Filter the listing below, copying every line in which the word "Losses" appears.

Figure collection entries:
# # # # # # #

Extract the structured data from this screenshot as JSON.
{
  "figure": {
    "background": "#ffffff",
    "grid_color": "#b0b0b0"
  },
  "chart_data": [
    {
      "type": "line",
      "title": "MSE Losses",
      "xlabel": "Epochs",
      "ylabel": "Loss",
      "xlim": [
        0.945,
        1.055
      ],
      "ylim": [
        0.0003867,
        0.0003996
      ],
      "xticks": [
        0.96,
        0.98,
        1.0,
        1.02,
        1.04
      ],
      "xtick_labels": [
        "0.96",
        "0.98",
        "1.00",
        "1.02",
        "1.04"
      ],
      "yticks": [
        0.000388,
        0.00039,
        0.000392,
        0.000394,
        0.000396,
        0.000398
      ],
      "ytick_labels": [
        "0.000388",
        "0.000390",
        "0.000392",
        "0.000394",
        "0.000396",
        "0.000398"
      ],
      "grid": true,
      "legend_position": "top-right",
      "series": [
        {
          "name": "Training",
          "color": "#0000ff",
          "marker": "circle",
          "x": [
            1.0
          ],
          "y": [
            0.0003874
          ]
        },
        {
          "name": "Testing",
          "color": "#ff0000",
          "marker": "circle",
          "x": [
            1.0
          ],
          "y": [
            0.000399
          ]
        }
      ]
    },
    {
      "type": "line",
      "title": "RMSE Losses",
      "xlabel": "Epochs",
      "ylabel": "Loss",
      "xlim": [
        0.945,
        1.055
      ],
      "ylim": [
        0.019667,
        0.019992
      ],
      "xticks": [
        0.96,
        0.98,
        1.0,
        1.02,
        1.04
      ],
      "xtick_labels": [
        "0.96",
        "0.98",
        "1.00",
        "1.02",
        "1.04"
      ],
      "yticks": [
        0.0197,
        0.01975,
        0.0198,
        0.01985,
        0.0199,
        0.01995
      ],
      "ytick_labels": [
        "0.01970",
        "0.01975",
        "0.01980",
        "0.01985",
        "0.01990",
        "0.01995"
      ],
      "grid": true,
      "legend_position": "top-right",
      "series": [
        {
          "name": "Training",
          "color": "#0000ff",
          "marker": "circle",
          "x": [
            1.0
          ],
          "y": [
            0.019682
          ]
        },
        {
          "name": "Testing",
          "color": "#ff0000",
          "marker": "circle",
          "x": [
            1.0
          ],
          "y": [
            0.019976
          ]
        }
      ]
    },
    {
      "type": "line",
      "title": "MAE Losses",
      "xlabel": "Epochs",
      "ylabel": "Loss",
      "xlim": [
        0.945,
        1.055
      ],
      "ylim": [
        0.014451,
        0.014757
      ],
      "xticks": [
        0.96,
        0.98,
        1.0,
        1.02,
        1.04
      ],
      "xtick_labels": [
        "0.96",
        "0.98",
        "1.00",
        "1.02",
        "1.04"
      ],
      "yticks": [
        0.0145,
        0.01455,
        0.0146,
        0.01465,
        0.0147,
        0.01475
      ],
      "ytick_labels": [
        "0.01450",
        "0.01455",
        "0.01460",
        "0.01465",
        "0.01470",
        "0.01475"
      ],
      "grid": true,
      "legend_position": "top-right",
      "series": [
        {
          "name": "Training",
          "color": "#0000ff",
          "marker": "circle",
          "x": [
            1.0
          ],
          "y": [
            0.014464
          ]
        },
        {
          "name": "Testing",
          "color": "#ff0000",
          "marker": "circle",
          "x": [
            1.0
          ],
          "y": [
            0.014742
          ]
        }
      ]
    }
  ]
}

# # # # # # #

Written solution.
      "title": "MSE Losses",
      "title": "RMSE Losses",
      "title": "MAE Losses",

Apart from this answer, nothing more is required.